_PROBLEM TO WORK ON:_ Return every line below as is, leaving out the pictures.

[begin WORKING DATA]

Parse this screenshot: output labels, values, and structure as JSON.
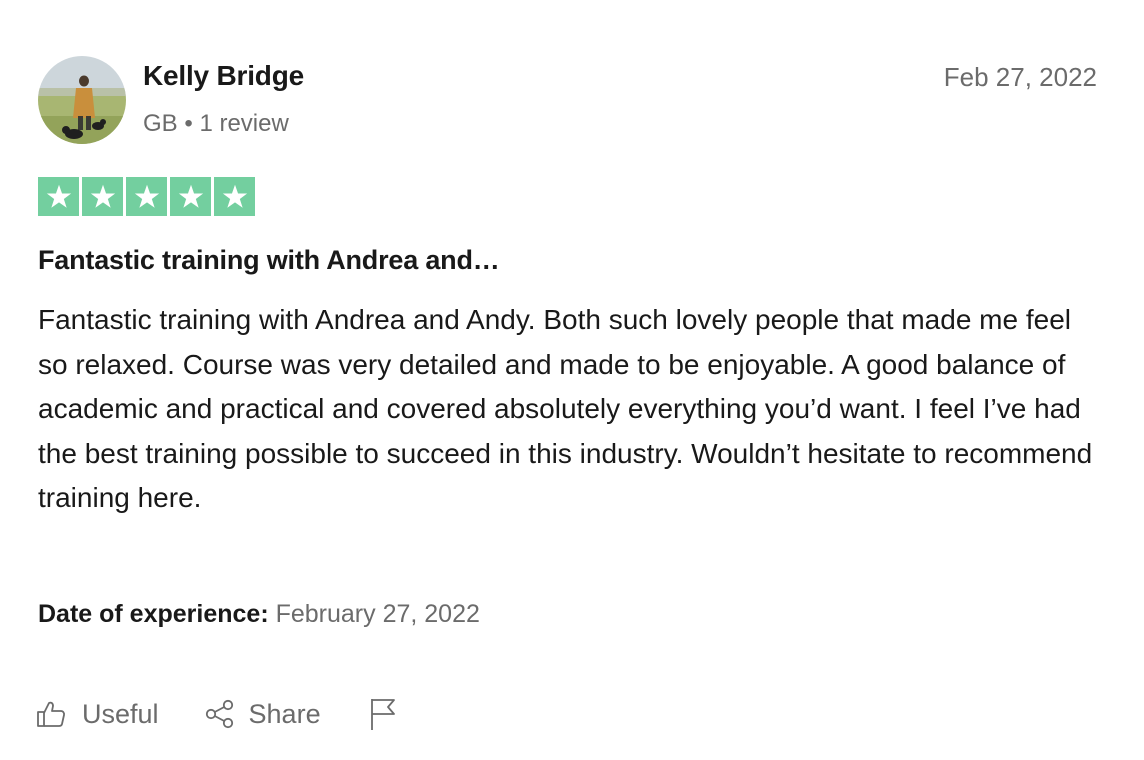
{
  "reviewer": {
    "name": "Kelly Bridge",
    "country": "GB",
    "separator": "•",
    "review_count": "1 review"
  },
  "review": {
    "date": "Feb 27, 2022",
    "rating": 5,
    "title": "Fantastic training with Andrea and…",
    "body": "Fantastic training with Andrea and Andy. Both such lovely people that made me feel so relaxed. Course was very detailed and made to be enjoyable. A good balance of academic and practical and covered absolutely everything you’d want. I feel I’ve had the best training possible to succeed in this industry. Wouldn’t hesitate to recommend training here."
  },
  "experience": {
    "label": "Date of experience:",
    "value": "February 27, 2022"
  },
  "actions": {
    "useful_label": "Useful",
    "useful_icon": "thumbs-up-icon",
    "share_label": "Share",
    "share_icon": "share-icon",
    "report_icon": "flag-icon"
  },
  "colors": {
    "star_green": "#73cf9f",
    "text_primary": "#191919",
    "text_secondary": "#6b6b6b"
  }
}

[end WORKING DATA]

_OUTPUT FOR THIS EXERCISE:_
Parse this screenshot: output labels, values, and structure as JSON.
{
  "reviewer": {
    "name": "Kelly Bridge",
    "country": "GB",
    "separator": "•",
    "review_count": "1 review"
  },
  "review": {
    "date": "Feb 27, 2022",
    "rating": 5,
    "title": "Fantastic training with Andrea and…",
    "body": "Fantastic training with Andrea and Andy. Both such lovely people that made me feel so relaxed. Course was very detailed and made to be enjoyable. A good balance of academic and practical and covered absolutely everything you’d want. I feel I’ve had the best training possible to succeed in this industry. Wouldn’t hesitate to recommend training here."
  },
  "experience": {
    "label": "Date of experience:",
    "value": "February 27, 2022"
  },
  "actions": {
    "useful_label": "Useful",
    "useful_icon": "thumbs-up-icon",
    "share_label": "Share",
    "share_icon": "share-icon",
    "report_icon": "flag-icon"
  },
  "colors": {
    "star_green": "#73cf9f",
    "text_primary": "#191919",
    "text_secondary": "#6b6b6b"
  }
}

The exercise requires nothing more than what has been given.